## Short task
Report how many lines of these entries hold the string "bottom"; reply with the number alone.

## The input
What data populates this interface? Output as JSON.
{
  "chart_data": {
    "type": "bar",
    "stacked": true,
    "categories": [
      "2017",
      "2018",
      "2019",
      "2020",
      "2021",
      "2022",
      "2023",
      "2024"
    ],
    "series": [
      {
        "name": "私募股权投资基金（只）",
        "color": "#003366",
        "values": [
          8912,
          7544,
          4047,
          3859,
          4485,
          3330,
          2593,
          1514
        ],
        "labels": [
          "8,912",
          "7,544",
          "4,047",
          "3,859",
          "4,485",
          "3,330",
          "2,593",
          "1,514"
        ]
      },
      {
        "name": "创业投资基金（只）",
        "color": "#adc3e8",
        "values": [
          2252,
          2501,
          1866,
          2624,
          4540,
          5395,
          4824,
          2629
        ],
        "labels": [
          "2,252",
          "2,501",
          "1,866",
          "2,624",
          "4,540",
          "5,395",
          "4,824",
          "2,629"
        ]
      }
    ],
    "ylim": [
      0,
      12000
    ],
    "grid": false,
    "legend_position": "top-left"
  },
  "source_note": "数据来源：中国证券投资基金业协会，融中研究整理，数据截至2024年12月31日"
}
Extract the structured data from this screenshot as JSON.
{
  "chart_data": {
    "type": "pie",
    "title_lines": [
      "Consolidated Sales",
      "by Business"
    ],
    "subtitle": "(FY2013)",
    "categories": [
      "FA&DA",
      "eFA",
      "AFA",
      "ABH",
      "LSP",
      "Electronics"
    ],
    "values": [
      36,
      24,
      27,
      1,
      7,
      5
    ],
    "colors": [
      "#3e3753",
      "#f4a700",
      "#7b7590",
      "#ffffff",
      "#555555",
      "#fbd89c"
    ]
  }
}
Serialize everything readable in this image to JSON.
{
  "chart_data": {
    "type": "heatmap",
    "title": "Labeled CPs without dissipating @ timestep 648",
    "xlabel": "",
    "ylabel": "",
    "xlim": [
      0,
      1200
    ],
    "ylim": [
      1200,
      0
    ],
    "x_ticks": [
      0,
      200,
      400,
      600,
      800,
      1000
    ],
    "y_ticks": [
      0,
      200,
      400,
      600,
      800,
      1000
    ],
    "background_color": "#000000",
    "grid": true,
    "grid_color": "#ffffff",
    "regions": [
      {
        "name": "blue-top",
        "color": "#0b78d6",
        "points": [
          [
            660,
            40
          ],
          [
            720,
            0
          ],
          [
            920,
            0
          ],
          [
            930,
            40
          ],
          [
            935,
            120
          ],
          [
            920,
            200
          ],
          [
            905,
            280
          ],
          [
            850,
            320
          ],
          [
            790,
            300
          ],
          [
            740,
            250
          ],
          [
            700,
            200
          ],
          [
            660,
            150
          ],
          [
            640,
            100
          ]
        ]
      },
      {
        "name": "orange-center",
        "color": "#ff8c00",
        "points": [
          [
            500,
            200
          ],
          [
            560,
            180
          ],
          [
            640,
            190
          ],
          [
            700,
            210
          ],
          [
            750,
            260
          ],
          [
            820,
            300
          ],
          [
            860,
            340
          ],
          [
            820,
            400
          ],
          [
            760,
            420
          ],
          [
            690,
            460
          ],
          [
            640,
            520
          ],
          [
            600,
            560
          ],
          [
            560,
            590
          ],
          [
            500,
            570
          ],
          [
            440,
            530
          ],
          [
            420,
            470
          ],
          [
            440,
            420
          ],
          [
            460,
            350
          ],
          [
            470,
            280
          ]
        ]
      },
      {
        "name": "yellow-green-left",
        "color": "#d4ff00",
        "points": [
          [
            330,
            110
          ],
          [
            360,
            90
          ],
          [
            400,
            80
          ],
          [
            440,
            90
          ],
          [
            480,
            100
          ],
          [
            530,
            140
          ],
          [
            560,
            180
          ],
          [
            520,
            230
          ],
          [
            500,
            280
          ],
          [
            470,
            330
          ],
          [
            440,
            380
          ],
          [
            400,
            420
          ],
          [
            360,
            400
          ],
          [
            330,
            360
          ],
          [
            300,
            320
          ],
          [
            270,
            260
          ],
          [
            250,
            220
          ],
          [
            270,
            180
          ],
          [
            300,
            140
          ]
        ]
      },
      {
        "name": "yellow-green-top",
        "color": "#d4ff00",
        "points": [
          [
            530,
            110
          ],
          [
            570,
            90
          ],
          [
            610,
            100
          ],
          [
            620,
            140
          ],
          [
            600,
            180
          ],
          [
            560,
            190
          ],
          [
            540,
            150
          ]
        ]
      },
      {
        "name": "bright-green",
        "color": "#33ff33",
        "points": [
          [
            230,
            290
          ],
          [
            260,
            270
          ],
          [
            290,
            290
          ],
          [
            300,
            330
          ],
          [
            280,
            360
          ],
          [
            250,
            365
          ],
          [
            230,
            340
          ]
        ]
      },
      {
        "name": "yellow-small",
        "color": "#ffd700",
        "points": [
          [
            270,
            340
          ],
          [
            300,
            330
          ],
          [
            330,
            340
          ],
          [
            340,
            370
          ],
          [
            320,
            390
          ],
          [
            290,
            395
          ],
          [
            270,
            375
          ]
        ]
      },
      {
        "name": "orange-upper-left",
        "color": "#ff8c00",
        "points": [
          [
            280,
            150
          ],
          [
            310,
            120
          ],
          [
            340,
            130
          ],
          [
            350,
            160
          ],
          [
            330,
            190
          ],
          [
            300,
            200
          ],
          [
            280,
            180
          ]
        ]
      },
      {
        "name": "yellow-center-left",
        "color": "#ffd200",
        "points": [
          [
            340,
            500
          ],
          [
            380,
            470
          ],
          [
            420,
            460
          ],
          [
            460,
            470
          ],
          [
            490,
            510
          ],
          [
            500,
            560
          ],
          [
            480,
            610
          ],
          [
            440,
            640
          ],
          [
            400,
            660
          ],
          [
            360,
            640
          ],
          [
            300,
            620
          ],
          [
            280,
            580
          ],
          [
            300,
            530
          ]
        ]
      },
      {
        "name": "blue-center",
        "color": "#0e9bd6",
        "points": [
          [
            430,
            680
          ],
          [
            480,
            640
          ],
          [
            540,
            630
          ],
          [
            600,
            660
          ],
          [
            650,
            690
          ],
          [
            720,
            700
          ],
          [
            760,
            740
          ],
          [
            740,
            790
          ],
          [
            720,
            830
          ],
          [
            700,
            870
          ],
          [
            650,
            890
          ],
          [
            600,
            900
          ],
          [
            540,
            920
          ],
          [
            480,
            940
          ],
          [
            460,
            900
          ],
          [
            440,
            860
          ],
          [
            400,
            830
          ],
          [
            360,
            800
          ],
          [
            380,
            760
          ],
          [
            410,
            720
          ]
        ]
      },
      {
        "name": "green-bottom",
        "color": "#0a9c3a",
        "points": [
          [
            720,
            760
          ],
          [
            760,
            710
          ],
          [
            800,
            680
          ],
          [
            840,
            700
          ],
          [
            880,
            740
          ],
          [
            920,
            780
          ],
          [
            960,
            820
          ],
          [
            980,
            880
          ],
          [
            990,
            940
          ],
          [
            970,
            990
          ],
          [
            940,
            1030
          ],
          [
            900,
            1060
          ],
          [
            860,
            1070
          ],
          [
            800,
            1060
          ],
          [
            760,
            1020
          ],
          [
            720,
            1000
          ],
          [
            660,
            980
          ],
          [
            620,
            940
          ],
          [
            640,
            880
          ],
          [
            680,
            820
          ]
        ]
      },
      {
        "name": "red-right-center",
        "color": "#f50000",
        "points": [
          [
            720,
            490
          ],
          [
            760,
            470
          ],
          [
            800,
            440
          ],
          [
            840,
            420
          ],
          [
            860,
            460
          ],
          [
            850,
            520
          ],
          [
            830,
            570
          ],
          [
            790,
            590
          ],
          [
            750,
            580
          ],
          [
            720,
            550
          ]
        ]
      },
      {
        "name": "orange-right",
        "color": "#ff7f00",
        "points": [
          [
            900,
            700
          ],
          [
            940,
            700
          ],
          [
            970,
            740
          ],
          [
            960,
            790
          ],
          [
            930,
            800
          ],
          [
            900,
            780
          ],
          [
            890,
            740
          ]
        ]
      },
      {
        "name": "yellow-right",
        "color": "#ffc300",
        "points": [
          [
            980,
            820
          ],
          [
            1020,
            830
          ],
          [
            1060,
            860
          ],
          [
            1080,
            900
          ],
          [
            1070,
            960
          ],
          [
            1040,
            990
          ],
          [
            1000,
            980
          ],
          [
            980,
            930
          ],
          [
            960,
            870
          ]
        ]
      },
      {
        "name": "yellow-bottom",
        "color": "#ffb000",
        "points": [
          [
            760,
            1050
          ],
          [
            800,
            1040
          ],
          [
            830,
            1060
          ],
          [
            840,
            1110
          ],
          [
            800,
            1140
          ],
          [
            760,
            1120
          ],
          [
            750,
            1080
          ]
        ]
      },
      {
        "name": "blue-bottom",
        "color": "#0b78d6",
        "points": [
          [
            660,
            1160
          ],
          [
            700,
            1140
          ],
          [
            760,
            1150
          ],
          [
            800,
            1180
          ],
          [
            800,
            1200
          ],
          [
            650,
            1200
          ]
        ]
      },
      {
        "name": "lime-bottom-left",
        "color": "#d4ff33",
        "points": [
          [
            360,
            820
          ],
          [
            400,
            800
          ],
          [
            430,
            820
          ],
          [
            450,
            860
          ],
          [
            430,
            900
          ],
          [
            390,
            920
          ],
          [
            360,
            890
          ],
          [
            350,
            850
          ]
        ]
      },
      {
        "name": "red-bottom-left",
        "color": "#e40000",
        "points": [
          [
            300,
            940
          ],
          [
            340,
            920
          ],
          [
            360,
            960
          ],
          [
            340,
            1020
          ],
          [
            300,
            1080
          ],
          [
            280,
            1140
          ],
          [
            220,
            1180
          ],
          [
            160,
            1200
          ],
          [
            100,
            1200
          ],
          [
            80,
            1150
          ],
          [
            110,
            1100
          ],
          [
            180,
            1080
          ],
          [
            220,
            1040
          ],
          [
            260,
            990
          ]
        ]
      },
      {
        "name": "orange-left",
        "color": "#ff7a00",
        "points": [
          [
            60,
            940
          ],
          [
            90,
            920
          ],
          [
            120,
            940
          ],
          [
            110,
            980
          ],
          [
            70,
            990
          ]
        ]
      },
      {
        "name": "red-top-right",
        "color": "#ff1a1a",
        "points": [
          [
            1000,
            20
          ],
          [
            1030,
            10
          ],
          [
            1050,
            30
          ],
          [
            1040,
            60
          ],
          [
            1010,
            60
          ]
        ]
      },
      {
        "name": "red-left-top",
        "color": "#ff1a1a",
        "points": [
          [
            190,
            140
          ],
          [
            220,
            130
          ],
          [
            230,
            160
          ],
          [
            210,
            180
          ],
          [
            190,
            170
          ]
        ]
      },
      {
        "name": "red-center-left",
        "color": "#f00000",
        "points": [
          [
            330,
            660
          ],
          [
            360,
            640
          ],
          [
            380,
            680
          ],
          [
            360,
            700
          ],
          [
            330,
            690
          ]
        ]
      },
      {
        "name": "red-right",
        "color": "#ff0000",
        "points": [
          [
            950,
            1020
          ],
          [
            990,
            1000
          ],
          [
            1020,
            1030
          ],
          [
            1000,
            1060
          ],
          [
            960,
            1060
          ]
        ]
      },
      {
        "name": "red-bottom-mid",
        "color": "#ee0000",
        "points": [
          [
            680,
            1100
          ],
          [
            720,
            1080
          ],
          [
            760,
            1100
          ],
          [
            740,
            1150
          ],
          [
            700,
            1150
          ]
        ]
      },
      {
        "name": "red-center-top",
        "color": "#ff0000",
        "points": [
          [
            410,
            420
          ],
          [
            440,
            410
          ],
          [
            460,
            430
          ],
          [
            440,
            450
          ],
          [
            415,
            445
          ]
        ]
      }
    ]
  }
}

## Response
6